Set the listing down unchanged, minus every embedded image.

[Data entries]
##############################

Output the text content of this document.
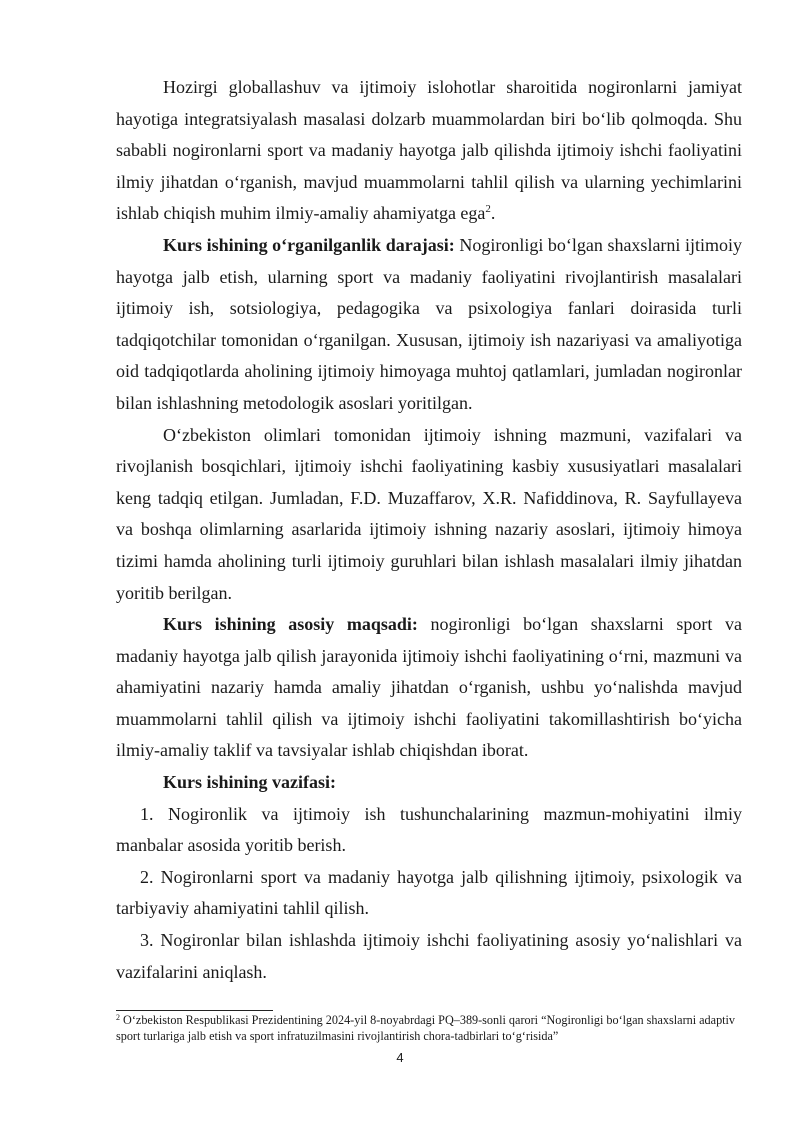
Hozirgi globallashuv va ijtimoiy islohotlar sharoitida nogironlarni jamiyat hayotiga integratsiyalash masalasi dolzarb muammolardan biri bo‘lib qolmoqda. Shu sababli nogironlarni sport va madaniy hayotga jalb qilishda ijtimoiy ishchi faoliyatini ilmiy jihatdan o‘rganish, mavjud muammolarni tahlil qilish va ularning yechimlarini ishlab chiqish muhim ilmiy-amaliy ahamiyatga ega$^2$.

Kurs ishining o‘rganilganlik darajasi: Nogironligi bo‘lgan shaxslarni ijtimoiy hayotga jalb etish, ularning sport va madaniy faoliyatini rivojlantirish masalalari ijtimoiy ish, sotsiologiya, pedagogika va psixologiya fanlari doirasida turli tadqiqotchilar tomonidan o‘rganilgan. Xususan, ijtimoiy ish nazariyasi va amaliyotiga oid tadqiqotlarda aholining ijtimoiy himoyaga muhtoj qatlamlari, jumladan nogironlar bilan ishlashning metodologik asoslari yoritilgan.

O‘zbekiston olimlari tomonidan ijtimoiy ishning mazmuni, vazifalari va rivojlanish bosqichlari, ijtimoiy ishchi faoliyatining kasbiy xususiyatlari masalalari keng tadqiq etilgan. Jumladan, F.D. Muzaffarov, X.R. Nafiddinova, R. Sayfullayeva va boshqa olimlarning asarlarida ijtimoiy ishning nazariy asoslari, ijtimoiy himoya tizimi hamda aholining turli ijtimoiy guruhlari bilan ishlash masalalari ilmiy jihatdan yoritib berilgan.

Kurs ishining asosiy maqsadi: nogironligi bo‘lgan shaxslarni sport va madaniy hayotga jalb qilish jarayonida ijtimoiy ishchi faoliyatining o‘rni, mazmuni va ahamiyatini nazariy hamda amaliy jihatdan o‘rganish, ushbu yo‘nalishda mavjud muammolarni tahlil qilish va ijtimoiy ishchi faoliyatini takomillashtirish bo‘yicha ilmiy-amaliy taklif va tavsiyalar ishlab chiqishdan iborat.

Kurs ishining vazifasi:

1. Nogironlik va ijtimoiy ish tushunchalarining mazmun-mohiyatini ilmiy manbalar asosida yoritib berish.

2. Nogironlarni sport va madaniy hayotga jalb qilishning ijtimoiy, psixologik va tarbiyaviy ahamiyatini tahlil qilish.

3. Nogironlar bilan ishlashda ijtimoiy ishchi faoliyatining asosiy yo‘nalishlari va vazifalarini aniqlash.

$^2$ O‘zbekiston Respublikasi Prezidentining 2024-yil 8-noyabrdagi PQ–389-sonli qarori “Nogironligi bo‘lgan shaxslarni adaptiv sport turlariga jalb etish va sport infratuzilmasini rivojlantirish chora-tadbirlari to‘g‘risida”
4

##############################

Answer to the exercise:
Output the text content of this document.
Hozirgi globallashuv va ijtimoiy islohotlar sharoitida nogironlarni jamiyat hayotiga integratsiyalash masalasi dolzarb muammolardan biri bo‘lib qolmoqda. Shu sababli nogironlarni sport va madaniy hayotga jalb qilishda ijtimoiy ishchi faoliyatini ilmiy jihatdan o‘rganish, mavjud muammolarni tahlil qilish va ularning yechimlarini ishlab chiqish muhim ilmiy-amaliy ahamiyatga ega$^2$.

Kurs ishining o‘rganilganlik darajasi: Nogironligi bo‘lgan shaxslarni ijtimoiy hayotga jalb etish, ularning sport va madaniy faoliyatini rivojlantirish masalalari ijtimoiy ish, sotsiologiya, pedagogika va psixologiya fanlari doirasida turli tadqiqotchilar tomonidan o‘rganilgan. Xususan, ijtimoiy ish nazariyasi va amaliyotiga oid tadqiqotlarda aholining ijtimoiy himoyaga muhtoj qatlamlari, jumladan nogironlar bilan ishlashning metodologik asoslari yoritilgan.

O‘zbekiston olimlari tomonidan ijtimoiy ishning mazmuni, vazifalari va rivojlanish bosqichlari, ijtimoiy ishchi faoliyatining kasbiy xususiyatlari masalalari keng tadqiq etilgan. Jumladan, F.D. Muzaffarov, X.R. Nafiddinova, R. Sayfullayeva va boshqa olimlarning asarlarida ijtimoiy ishning nazariy asoslari, ijtimoiy himoya tizimi hamda aholining turli ijtimoiy guruhlari bilan ishlash masalalari ilmiy jihatdan yoritib berilgan.

Kurs ishining asosiy maqsadi: nogironligi bo‘lgan shaxslarni sport va madaniy hayotga jalb qilish jarayonida ijtimoiy ishchi faoliyatining o‘rni, mazmuni va ahamiyatini nazariy hamda amaliy jihatdan o‘rganish, ushbu yo‘nalishda mavjud muammolarni tahlil qilish va ijtimoiy ishchi faoliyatini takomillashtirish bo‘yicha ilmiy-amaliy taklif va tavsiyalar ishlab chiqishdan iborat.

Kurs ishining vazifasi:

1. Nogironlik va ijtimoiy ish tushunchalarining mazmun-mohiyatini ilmiy manbalar asosida yoritib berish.

2. Nogironlarni sport va madaniy hayotga jalb qilishning ijtimoiy, psixologik va tarbiyaviy ahamiyatini tahlil qilish.

3. Nogironlar bilan ishlashda ijtimoiy ishchi faoliyatining asosiy yo‘nalishlari va vazifalarini aniqlash.

$^2$ O‘zbekiston Respublikasi Prezidentining 2024-yil 8-noyabrdagi PQ–389-sonli qarori “Nogironligi bo‘lgan shaxslarni adaptiv sport turlariga jalb etish va sport infratuzilmasini rivojlantirish chora-tadbirlari to‘g‘risida”
4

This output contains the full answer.